Collected data entries:
——

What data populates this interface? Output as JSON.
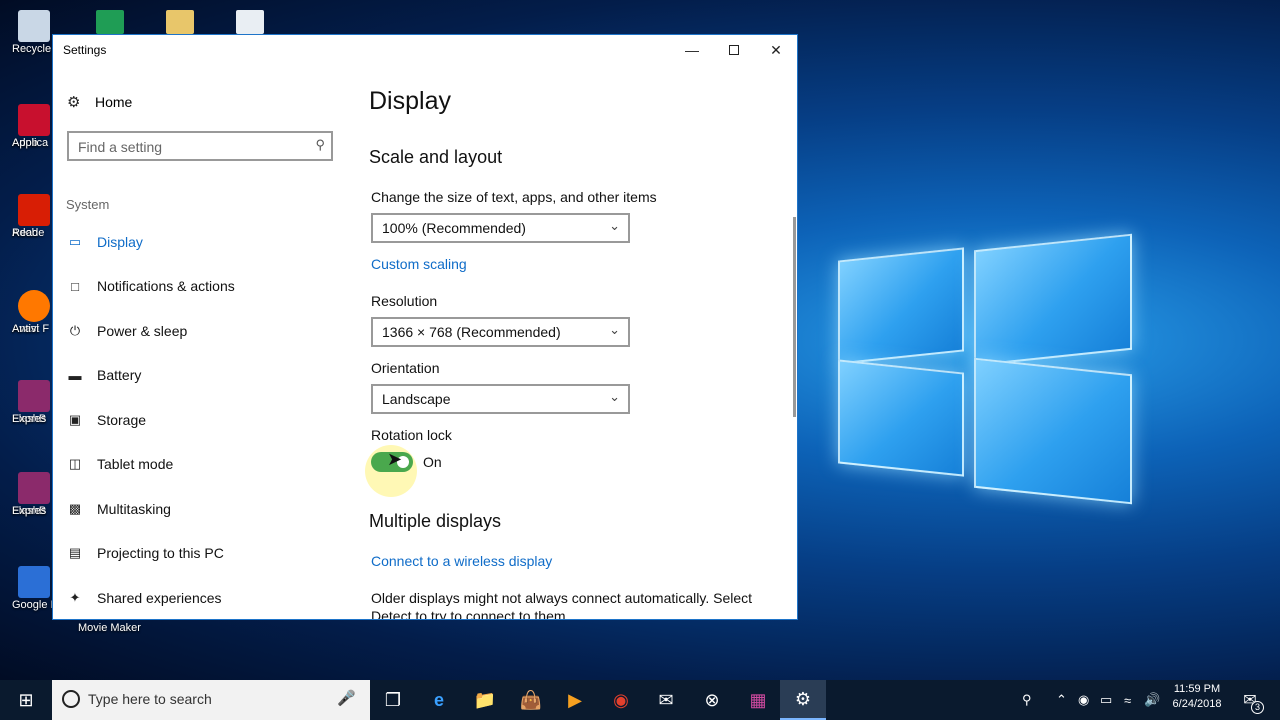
{
  "desktop": {
    "icons": [
      {
        "label_line1": "Recycle",
        "label_line2": "",
        "color": "#c9d7e6"
      },
      {
        "label_line1": "Adob",
        "label_line2": "Applica",
        "color": "#c8102e"
      },
      {
        "label_line1": "Adob",
        "label_line2": "Reade",
        "color": "#d81e05"
      },
      {
        "label_line1": "Avast F",
        "label_line2": "Antivi",
        "color": "#ff7800"
      },
      {
        "label_line1": "FlashB",
        "label_line2": "Expres",
        "color": "#8b2a6b"
      },
      {
        "label_line1": "FlashB",
        "label_line2": "Expres",
        "color": "#8b2a6b"
      },
      {
        "label_line1": "Google I",
        "label_line2": "",
        "color": "#2b6fd6"
      }
    ],
    "movie_maker_label": "Movie Maker"
  },
  "window": {
    "title": "Settings",
    "minimize_icon": "minimize-icon",
    "maximize_icon": "maximize-icon",
    "close_icon": "close-icon"
  },
  "sidebar": {
    "home_label": "Home",
    "search_placeholder": "Find a setting",
    "section_label": "System",
    "items": [
      {
        "label": "Display",
        "icon": "monitor-icon",
        "active": true
      },
      {
        "label": "Notifications & actions",
        "icon": "message-icon",
        "active": false
      },
      {
        "label": "Power & sleep",
        "icon": "power-icon",
        "active": false
      },
      {
        "label": "Battery",
        "icon": "battery-icon",
        "active": false
      },
      {
        "label": "Storage",
        "icon": "storage-icon",
        "active": false
      },
      {
        "label": "Tablet mode",
        "icon": "tablet-icon",
        "active": false
      },
      {
        "label": "Multitasking",
        "icon": "multitasking-icon",
        "active": false
      },
      {
        "label": "Projecting to this PC",
        "icon": "projector-icon",
        "active": false
      },
      {
        "label": "Shared experiences",
        "icon": "shared-icon",
        "active": false
      }
    ]
  },
  "content": {
    "page_title": "Display",
    "scale_section_title": "Scale and layout",
    "scale_label": "Change the size of text, apps, and other items",
    "scale_value": "100% (Recommended)",
    "custom_scaling_link": "Custom scaling",
    "resolution_label": "Resolution",
    "resolution_value": "1366 × 768 (Recommended)",
    "orientation_label": "Orientation",
    "orientation_value": "Landscape",
    "rotation_lock_label": "Rotation lock",
    "rotation_lock_state": "On",
    "multiple_displays_title": "Multiple displays",
    "wireless_link": "Connect to a wireless display",
    "detect_text": "Older displays might not always connect automatically. Select Detect to try to connect to them."
  },
  "taskbar": {
    "search_placeholder": "Type here to search",
    "clock_time": "11:59 PM",
    "clock_date": "6/24/2018",
    "notification_count": "3"
  },
  "colors": {
    "accent": "#0f6cc8",
    "toggle_on": "#4aa84d",
    "taskbar": "#0a1a2e"
  }
}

——

__Your instructions__
From the listing above, pick out every line containing "Recommended".

__Correct response__
    "scale_value": "100% (Recommended)",
    "resolution_value": "1366 × 768 (Recommended)",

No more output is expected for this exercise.